[Dataset entries on figures]
◆ ◆ ◆ ◆ ◆ ◆ ◆
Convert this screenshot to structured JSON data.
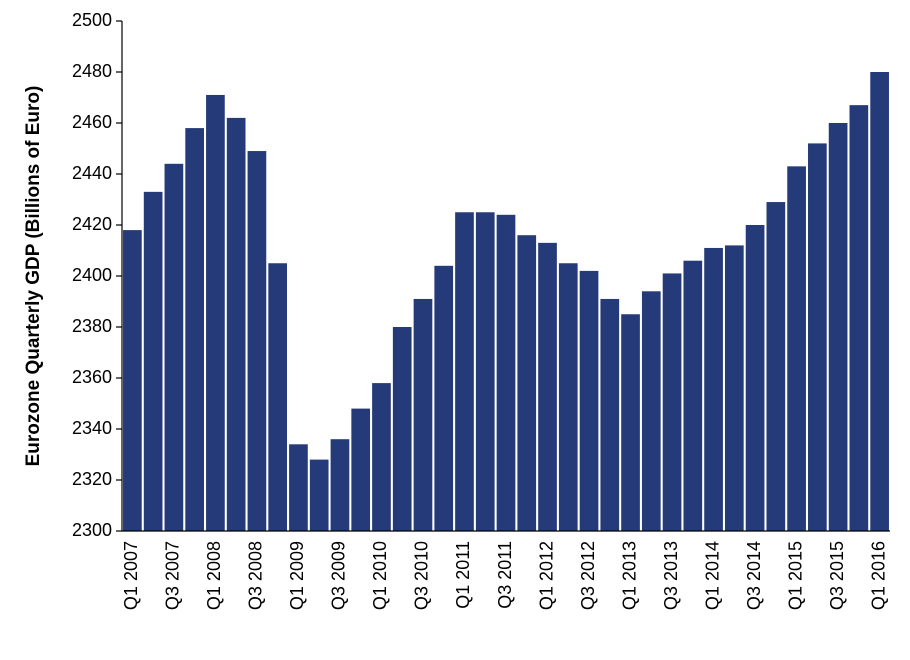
{
  "chart_data": {
    "type": "bar",
    "y_label": "Eurozone Quarterly GDP (Billions of Euro)",
    "categories": [
      "Q1 2007",
      null,
      "Q3 2007",
      null,
      "Q1 2008",
      null,
      "Q3 2008",
      null,
      "Q1 2009",
      null,
      "Q3 2009",
      null,
      "Q1 2010",
      null,
      "Q3 2010",
      null,
      "Q1 2011",
      null,
      "Q3 2011",
      null,
      "Q1 2012",
      null,
      "Q3 2012",
      null,
      "Q1 2013",
      null,
      "Q3 2013",
      null,
      "Q1 2014",
      null,
      "Q3 2014",
      null,
      "Q1 2015",
      null,
      "Q3 2015",
      null,
      "Q1 2016"
    ],
    "values": [
      2418,
      2433,
      2444,
      2458,
      2471,
      2462,
      2449,
      2405,
      2334,
      2328,
      2336,
      2348,
      2358,
      2380,
      2391,
      2404,
      2425,
      2425,
      2424,
      2416,
      2413,
      2405,
      2402,
      2391,
      2385,
      2394,
      2401,
      2406,
      2411,
      2412,
      2420,
      2429,
      2443,
      2452,
      2460,
      2467,
      2480
    ],
    "color": "#253a78",
    "ylim": [
      2300,
      2500
    ],
    "yticks": [
      2300,
      2320,
      2340,
      2360,
      2380,
      2400,
      2420,
      2440,
      2460,
      2480,
      2500
    ],
    "grid": false
  }
}
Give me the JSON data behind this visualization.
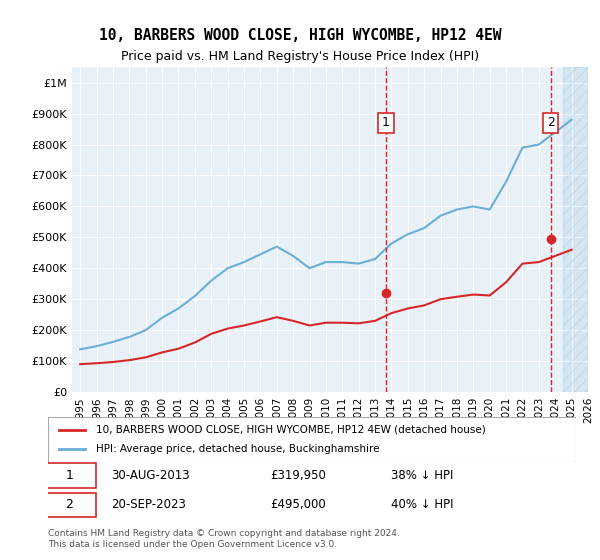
{
  "title": "10, BARBERS WOOD CLOSE, HIGH WYCOMBE, HP12 4EW",
  "subtitle": "Price paid vs. HM Land Registry's House Price Index (HPI)",
  "xlabel": "",
  "ylabel": "",
  "ylim": [
    0,
    1050000
  ],
  "xlim_start": 1995,
  "xlim_end": 2026,
  "yticks": [
    0,
    100000,
    200000,
    300000,
    400000,
    500000,
    600000,
    700000,
    800000,
    900000,
    1000000
  ],
  "ytick_labels": [
    "£0",
    "£100K",
    "£200K",
    "£300K",
    "£400K",
    "£500K",
    "£600K",
    "£700K",
    "£800K",
    "£900K",
    "£1M"
  ],
  "xticks": [
    1995,
    1996,
    1997,
    1998,
    1999,
    2000,
    2001,
    2002,
    2003,
    2004,
    2005,
    2006,
    2007,
    2008,
    2009,
    2010,
    2011,
    2012,
    2013,
    2014,
    2015,
    2016,
    2017,
    2018,
    2019,
    2020,
    2021,
    2022,
    2023,
    2024,
    2025,
    2026
  ],
  "hpi_years": [
    1995,
    1996,
    1997,
    1998,
    1999,
    2000,
    2001,
    2002,
    2003,
    2004,
    2005,
    2006,
    2007,
    2008,
    2009,
    2010,
    2011,
    2012,
    2013,
    2014,
    2015,
    2016,
    2017,
    2018,
    2019,
    2020,
    2021,
    2022,
    2023,
    2024,
    2025
  ],
  "hpi_values": [
    138000,
    148000,
    162000,
    178000,
    200000,
    240000,
    270000,
    310000,
    360000,
    400000,
    420000,
    445000,
    470000,
    440000,
    400000,
    420000,
    420000,
    415000,
    430000,
    480000,
    510000,
    530000,
    570000,
    590000,
    600000,
    590000,
    680000,
    790000,
    800000,
    840000,
    880000
  ],
  "price_years": [
    1995,
    1996,
    1997,
    1998,
    1999,
    2000,
    2001,
    2002,
    2003,
    2004,
    2005,
    2006,
    2007,
    2008,
    2009,
    2010,
    2011,
    2012,
    2013,
    2014,
    2015,
    2016,
    2017,
    2018,
    2019,
    2020,
    2021,
    2022,
    2023,
    2024,
    2025
  ],
  "price_values": [
    90000,
    93000,
    97000,
    103000,
    112000,
    128000,
    140000,
    160000,
    188000,
    205000,
    215000,
    228000,
    242000,
    230000,
    215000,
    224000,
    224000,
    222000,
    230000,
    255000,
    270000,
    280000,
    300000,
    308000,
    315000,
    312000,
    355000,
    415000,
    420000,
    440000,
    460000
  ],
  "sale1_year": 2013.667,
  "sale1_price": 319950,
  "sale2_year": 2023.722,
  "sale2_price": 495000,
  "hpi_color": "#6baed6",
  "price_color": "#d62728",
  "sale_vline_color": "#d62728",
  "bg_color": "#e8f0f8",
  "plot_bg": "#ffffff",
  "legend_label1": "10, BARBERS WOOD CLOSE, HIGH WYCOMBE, HP12 4EW (detached house)",
  "legend_label2": "HPI: Average price, detached house, Buckinghamshire",
  "note1_label": "1",
  "note1_date": "30-AUG-2013",
  "note1_price": "£319,950",
  "note1_hpi": "38% ↓ HPI",
  "note2_label": "2",
  "note2_date": "20-SEP-2023",
  "note2_price": "£495,000",
  "note2_hpi": "40% ↓ HPI",
  "footer": "Contains HM Land Registry data © Crown copyright and database right 2024.\nThis data is licensed under the Open Government Licence v3.0."
}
◆ ◆ ◆ ◆ ◆ ◆ ◆
Repeat each entry exactly. Pictures do not belong in the copy.

(ANSWER TO THIS EXERCISE)
Convert this screenshot to structured JSON data.
{
  "chart_data": {
    "type": "bar",
    "y_label": "Eurozone Quarterly GDP (Billions of Euro)",
    "categories": [
      "Q1 2007",
      null,
      "Q3 2007",
      null,
      "Q1 2008",
      null,
      "Q3 2008",
      null,
      "Q1 2009",
      null,
      "Q3 2009",
      null,
      "Q1 2010",
      null,
      "Q3 2010",
      null,
      "Q1 2011",
      null,
      "Q3 2011",
      null,
      "Q1 2012",
      null,
      "Q3 2012",
      null,
      "Q1 2013",
      null,
      "Q3 2013",
      null,
      "Q1 2014",
      null,
      "Q3 2014",
      null,
      "Q1 2015",
      null,
      "Q3 2015",
      null,
      "Q1 2016"
    ],
    "values": [
      2418,
      2433,
      2444,
      2458,
      2471,
      2462,
      2449,
      2405,
      2334,
      2328,
      2336,
      2348,
      2358,
      2380,
      2391,
      2404,
      2425,
      2425,
      2424,
      2416,
      2413,
      2405,
      2402,
      2391,
      2385,
      2394,
      2401,
      2406,
      2411,
      2412,
      2420,
      2429,
      2443,
      2452,
      2460,
      2467,
      2480
    ],
    "color": "#253a78",
    "ylim": [
      2300,
      2500
    ],
    "yticks": [
      2300,
      2320,
      2340,
      2360,
      2380,
      2400,
      2420,
      2440,
      2460,
      2480,
      2500
    ],
    "grid": false
  }
}
Give me the JSON data behind this visualization.
{
  "title": "10, BARBERS WOOD CLOSE, HIGH WYCOMBE, HP12 4EW",
  "subtitle": "Price paid vs. HM Land Registry's House Price Index (HPI)",
  "xlabel": "",
  "ylabel": "",
  "ylim": [
    0,
    1050000
  ],
  "xlim_start": 1995,
  "xlim_end": 2026,
  "yticks": [
    0,
    100000,
    200000,
    300000,
    400000,
    500000,
    600000,
    700000,
    800000,
    900000,
    1000000
  ],
  "ytick_labels": [
    "£0",
    "£100K",
    "£200K",
    "£300K",
    "£400K",
    "£500K",
    "£600K",
    "£700K",
    "£800K",
    "£900K",
    "£1M"
  ],
  "xticks": [
    1995,
    1996,
    1997,
    1998,
    1999,
    2000,
    2001,
    2002,
    2003,
    2004,
    2005,
    2006,
    2007,
    2008,
    2009,
    2010,
    2011,
    2012,
    2013,
    2014,
    2015,
    2016,
    2017,
    2018,
    2019,
    2020,
    2021,
    2022,
    2023,
    2024,
    2025,
    2026
  ],
  "hpi_years": [
    1995,
    1996,
    1997,
    1998,
    1999,
    2000,
    2001,
    2002,
    2003,
    2004,
    2005,
    2006,
    2007,
    2008,
    2009,
    2010,
    2011,
    2012,
    2013,
    2014,
    2015,
    2016,
    2017,
    2018,
    2019,
    2020,
    2021,
    2022,
    2023,
    2024,
    2025
  ],
  "hpi_values": [
    138000,
    148000,
    162000,
    178000,
    200000,
    240000,
    270000,
    310000,
    360000,
    400000,
    420000,
    445000,
    470000,
    440000,
    400000,
    420000,
    420000,
    415000,
    430000,
    480000,
    510000,
    530000,
    570000,
    590000,
    600000,
    590000,
    680000,
    790000,
    800000,
    840000,
    880000
  ],
  "price_years": [
    1995,
    1996,
    1997,
    1998,
    1999,
    2000,
    2001,
    2002,
    2003,
    2004,
    2005,
    2006,
    2007,
    2008,
    2009,
    2010,
    2011,
    2012,
    2013,
    2014,
    2015,
    2016,
    2017,
    2018,
    2019,
    2020,
    2021,
    2022,
    2023,
    2024,
    2025
  ],
  "price_values": [
    90000,
    93000,
    97000,
    103000,
    112000,
    128000,
    140000,
    160000,
    188000,
    205000,
    215000,
    228000,
    242000,
    230000,
    215000,
    224000,
    224000,
    222000,
    230000,
    255000,
    270000,
    280000,
    300000,
    308000,
    315000,
    312000,
    355000,
    415000,
    420000,
    440000,
    460000
  ],
  "sale1_year": 2013.667,
  "sale1_price": 319950,
  "sale2_year": 2023.722,
  "sale2_price": 495000,
  "hpi_color": "#6baed6",
  "price_color": "#d62728",
  "sale_vline_color": "#d62728",
  "bg_color": "#e8f0f8",
  "plot_bg": "#ffffff",
  "legend_label1": "10, BARBERS WOOD CLOSE, HIGH WYCOMBE, HP12 4EW (detached house)",
  "legend_label2": "HPI: Average price, detached house, Buckinghamshire",
  "note1_label": "1",
  "note1_date": "30-AUG-2013",
  "note1_price": "£319,950",
  "note1_hpi": "38% ↓ HPI",
  "note2_label": "2",
  "note2_date": "20-SEP-2023",
  "note2_price": "£495,000",
  "note2_hpi": "40% ↓ HPI",
  "footer": "Contains HM Land Registry data © Crown copyright and database right 2024.\nThis data is licensed under the Open Government Licence v3.0."
}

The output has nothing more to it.